__Aim__
Quote verbatim the items from the line containing "film-glass-top-label: Glass —" through the line containing "electron-label-left: e⁻ —", including both of those lines.

────

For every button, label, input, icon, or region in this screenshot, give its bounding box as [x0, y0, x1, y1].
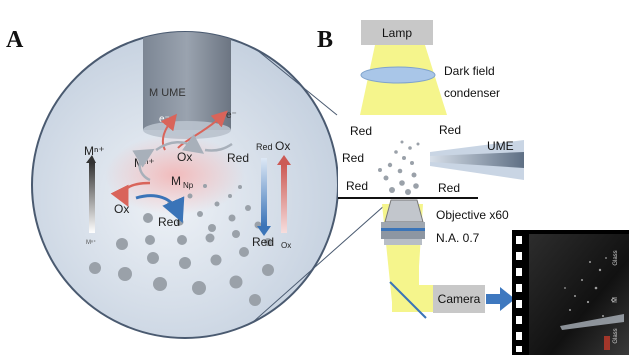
film-glass-top-label: Glass — [613, 250, 619, 265]
m-small-label: Mⁿ⁺ — [86, 239, 96, 246]
ume-label: M UME — [149, 87, 186, 99]
na-label: N.A. 0.7 — [436, 231, 480, 245]
zoom-circle — [31, 31, 339, 339]
condenser-label-line2: condenser — [444, 86, 500, 100]
ox-left-label: Ox — [114, 202, 129, 216]
mirror — [389, 281, 427, 319]
mn-center-label: Mⁿ⁺ — [134, 156, 155, 170]
electron-label-right: e⁻ — [226, 110, 237, 121]
lamp-box — [361, 20, 433, 45]
oxidation-arrow-down — [257, 158, 271, 236]
lamp-label: Lamp — [382, 26, 412, 40]
condenser-label-line1: Dark field — [444, 64, 495, 78]
cycle-arrow-gray-right — [204, 142, 233, 152]
ume-cylinder — [143, 32, 231, 130]
cycle-arrow-blue — [135, 194, 185, 224]
objective-label: Objective x60 — [436, 208, 509, 222]
camera-box — [433, 285, 485, 313]
ox-right-bottom-label: Ox — [281, 241, 291, 250]
red-right-bottom-label: Red — [252, 235, 274, 249]
light-beam-to-camera — [392, 285, 434, 312]
camera-label: Camera — [438, 292, 481, 306]
reduction-arrow-up — [277, 155, 291, 233]
condenser-lens — [360, 66, 436, 84]
red-label-mid-left: Red — [342, 151, 364, 165]
m-np-label: M Np — [171, 174, 194, 190]
cycle-arrow-gray-left — [132, 148, 155, 182]
sample-particles — [378, 140, 420, 195]
panel-letter-b: B — [317, 27, 333, 53]
ume-tip-inner — [430, 152, 524, 168]
ume-label-b: UME — [487, 139, 514, 153]
film-glass-bottom-label: Glass — [613, 328, 619, 343]
cycle-arrow-gray-top — [155, 134, 205, 154]
red-center-label: Red — [227, 151, 249, 165]
red-bottom-label: Red — [158, 215, 180, 229]
film-strip: Glass M Glass — [512, 230, 629, 355]
zoom-line-top — [256, 49, 338, 116]
red-label-bottom-right: Red — [438, 181, 460, 195]
zoom-line-bottom — [252, 204, 386, 323]
ox-right-top-label: Ox — [275, 139, 290, 153]
electron-arrow-left — [160, 113, 177, 151]
concentration-arrow-left — [86, 155, 96, 233]
red-right-top-label: Red — [256, 142, 273, 152]
panel-letter-a: A — [6, 27, 24, 53]
objective-lens — [381, 199, 425, 245]
mn-left-label: Mⁿ⁺ — [84, 144, 105, 158]
cycle-arrow-red — [110, 181, 151, 207]
electron-label-left: e⁻ — [159, 114, 170, 125]
red-label-top-left: Red — [350, 124, 372, 138]
dark-field-image — [529, 234, 629, 355]
film-m-label: M — [612, 297, 619, 303]
camera-arrow — [486, 287, 515, 311]
red-label-bottom-left: Red — [346, 179, 368, 193]
ox-center-label: Ox — [177, 150, 192, 164]
red-label-top-right: Red — [439, 123, 461, 137]
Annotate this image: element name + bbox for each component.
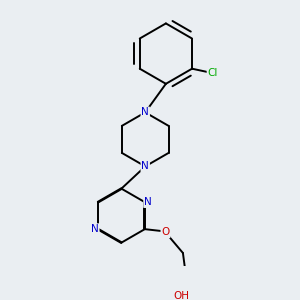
- Text: N: N: [141, 161, 149, 171]
- Text: N: N: [144, 197, 152, 207]
- Text: N: N: [91, 224, 99, 234]
- Text: Cl: Cl: [208, 68, 218, 79]
- Text: OH: OH: [173, 291, 189, 300]
- Text: O: O: [161, 227, 169, 237]
- Text: N: N: [141, 107, 149, 117]
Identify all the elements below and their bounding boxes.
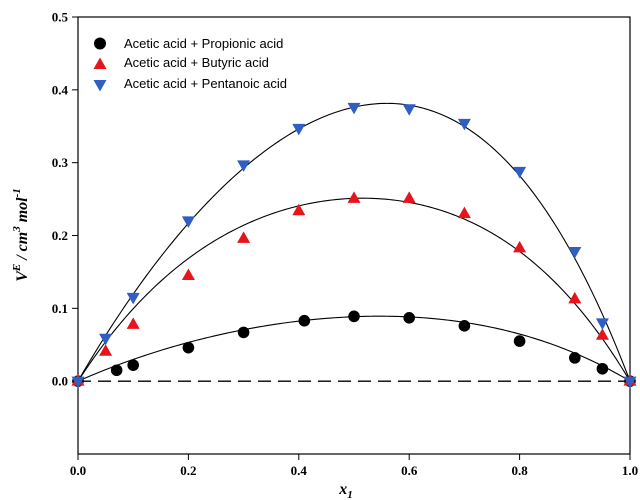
y-axis-title: VE / cm3 mol-1 bbox=[11, 188, 31, 282]
y-tick-label: 0.2 bbox=[52, 228, 68, 243]
data-point-triangle-down bbox=[71, 376, 85, 389]
x-axis-ticks: 0.0 0.2 0.4 0.6 0.8 1.0 bbox=[70, 454, 638, 478]
x-axis-title-main: x bbox=[338, 481, 347, 498]
y-axis-title-sup-e: E bbox=[11, 264, 23, 272]
fit-curve-3 bbox=[77, 102, 631, 382]
data-point-triangle-up bbox=[568, 291, 582, 304]
data-point-triangle-down bbox=[99, 333, 113, 346]
y-axis-title-sup-3: 3 bbox=[11, 226, 23, 233]
data-point-triangle-up bbox=[237, 231, 251, 243]
data-point-triangle-up bbox=[181, 268, 195, 281]
fit-curve-2 bbox=[77, 197, 631, 382]
legend: Acetic acid + Propionic acid Acetic acid… bbox=[93, 36, 287, 92]
data-point-triangle-up bbox=[347, 191, 361, 203]
data-point-circle bbox=[348, 310, 360, 323]
data-point-triangle-down bbox=[568, 247, 582, 259]
data-point-circle bbox=[182, 341, 195, 354]
data-point-triangle-up bbox=[99, 344, 113, 356]
data-point-triangle-down bbox=[237, 160, 251, 172]
data-point-triangle-down bbox=[595, 318, 609, 330]
data-point-triangle-down bbox=[623, 376, 637, 389]
data-point-circle bbox=[596, 362, 609, 375]
data-point-triangle-down bbox=[513, 166, 527, 179]
series-1 bbox=[72, 310, 636, 387]
x-axis-title: x1 bbox=[338, 481, 353, 500]
legend-item-propionic: Acetic acid + Propionic acid bbox=[94, 36, 283, 51]
legend-label-butyric: Acetic acid + Butyric acid bbox=[124, 55, 269, 70]
data-point-triangle-down bbox=[292, 123, 306, 136]
data-point-triangle-up bbox=[402, 191, 416, 203]
y-tick-label: 0.5 bbox=[52, 10, 69, 25]
x-tick-label: 0.6 bbox=[401, 463, 418, 478]
data-point-circle bbox=[237, 326, 250, 339]
series-2 bbox=[71, 191, 637, 386]
x-tick-label: 0.2 bbox=[180, 463, 196, 478]
fit-curve-1 bbox=[77, 315, 631, 382]
legend-label-pentanoic: Acetic acid + Pentanoic acid bbox=[124, 76, 287, 91]
data-point-triangle-up bbox=[513, 240, 527, 253]
y-tick-label: 0.1 bbox=[52, 301, 68, 316]
data-point-triangle-down bbox=[402, 104, 416, 116]
series-marks bbox=[71, 102, 637, 389]
y-axis-title-v: V bbox=[14, 270, 31, 282]
y-tick-label: 0.0 bbox=[52, 374, 68, 389]
data-point-circle bbox=[298, 314, 311, 327]
data-point-triangle-up bbox=[292, 203, 306, 216]
x-tick-label: 0.0 bbox=[70, 463, 86, 478]
data-point-triangle-up bbox=[457, 206, 471, 219]
data-point-triangle-down bbox=[126, 292, 140, 305]
legend-item-butyric: Acetic acid + Butyric acid bbox=[93, 55, 269, 70]
data-point-triangle-down bbox=[457, 118, 471, 131]
fit-curves bbox=[77, 102, 631, 382]
y-tick-label: 0.4 bbox=[52, 82, 69, 97]
data-point-circle bbox=[569, 352, 581, 364]
data-point-circle bbox=[458, 320, 471, 332]
legend-item-pentanoic: Acetic acid + Pentanoic acid bbox=[93, 76, 287, 92]
x-tick-label: 1.0 bbox=[622, 463, 638, 478]
y-axis-title-unit: / cm bbox=[14, 232, 31, 264]
y-axis-ticks: 0.0 0.1 0.2 0.3 0.4 0.5 bbox=[52, 10, 78, 389]
legend-label-propionic: Acetic acid + Propionic acid bbox=[124, 36, 283, 51]
data-point-triangle-up bbox=[126, 317, 140, 329]
x-axis-title-sub: 1 bbox=[347, 489, 353, 500]
x-tick-label: 0.4 bbox=[291, 463, 308, 478]
data-point-circle bbox=[127, 359, 139, 371]
data-point-triangle-up bbox=[595, 328, 609, 340]
data-point-circle bbox=[513, 335, 526, 347]
y-axis-title-sup-neg1: -1 bbox=[11, 188, 23, 197]
y-axis-title-mol: mol bbox=[14, 197, 31, 226]
data-point-triangle-down bbox=[347, 102, 361, 115]
data-point-circle bbox=[403, 312, 416, 324]
legend-marker-triangle-up bbox=[93, 57, 107, 69]
legend-marker-circle bbox=[94, 37, 106, 50]
data-point-triangle-down bbox=[181, 216, 195, 228]
x-tick-label: 0.8 bbox=[511, 463, 528, 478]
legend-marker-triangle-down bbox=[93, 80, 107, 92]
y-tick-label: 0.3 bbox=[52, 155, 69, 170]
series-3 bbox=[71, 102, 637, 389]
data-point-circle bbox=[110, 364, 123, 377]
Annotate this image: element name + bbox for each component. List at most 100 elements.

────

__Reply to the exercise__
film-glass-top-label: Glass — [613, 250, 619, 265]
m-small-label: Mⁿ⁺ — [86, 239, 96, 246]
ume-label: M UME — [149, 87, 186, 99]
na-label: N.A. 0.7 — [436, 231, 480, 245]
zoom-circle — [31, 31, 339, 339]
condenser-label-line2: condenser — [444, 86, 500, 100]
ox-left-label: Ox — [114, 202, 129, 216]
mirror — [389, 281, 427, 319]
mn-center-label: Mⁿ⁺ — [134, 156, 155, 170]
electron-label-right: e⁻ — [226, 110, 237, 121]
lamp-box — [361, 20, 433, 45]
oxidation-arrow-down — [257, 158, 271, 236]
lamp-label: Lamp — [382, 26, 412, 40]
condenser-label-line1: Dark field — [444, 64, 495, 78]
cycle-arrow-gray-right — [204, 142, 233, 152]
ume-cylinder — [143, 32, 231, 130]
cycle-arrow-blue — [135, 194, 185, 224]
objective-label: Objective x60 — [436, 208, 509, 222]
camera-box — [433, 285, 485, 313]
ox-right-bottom-label: Ox — [281, 241, 291, 250]
red-right-bottom-label: Red — [252, 235, 274, 249]
light-beam-to-camera — [392, 285, 434, 312]
camera-label: Camera — [438, 292, 481, 306]
reduction-arrow-up — [277, 155, 291, 233]
condenser-lens — [360, 66, 436, 84]
red-label-mid-left: Red — [342, 151, 364, 165]
m-np-label: M Np — [171, 174, 194, 190]
cycle-arrow-gray-left — [132, 148, 155, 182]
sample-particles — [378, 140, 420, 195]
panel-letter-b: B — [317, 27, 333, 53]
ume-tip-inner — [430, 152, 524, 168]
ume-label-b: UME — [487, 139, 514, 153]
film-glass-bottom-label: Glass — [613, 328, 619, 343]
cycle-arrow-gray-top — [155, 134, 205, 154]
red-center-label: Red — [227, 151, 249, 165]
red-bottom-label: Red — [158, 215, 180, 229]
film-strip: Glass M Glass — [512, 230, 629, 355]
zoom-line-top — [256, 49, 338, 116]
red-label-bottom-right: Red — [438, 181, 460, 195]
zoom-line-bottom — [252, 204, 386, 323]
ox-right-top-label: Ox — [275, 139, 290, 153]
electron-arrow-left — [160, 113, 177, 151]
concentration-arrow-left — [86, 155, 96, 233]
red-right-top-label: Red — [256, 142, 273, 152]
panel-letter-a: A — [6, 27, 24, 53]
objective-lens — [381, 199, 425, 245]
mn-left-label: Mⁿ⁺ — [84, 144, 105, 158]
cycle-arrow-red — [110, 181, 151, 207]
electron-label-left: e⁻ — [159, 114, 170, 125]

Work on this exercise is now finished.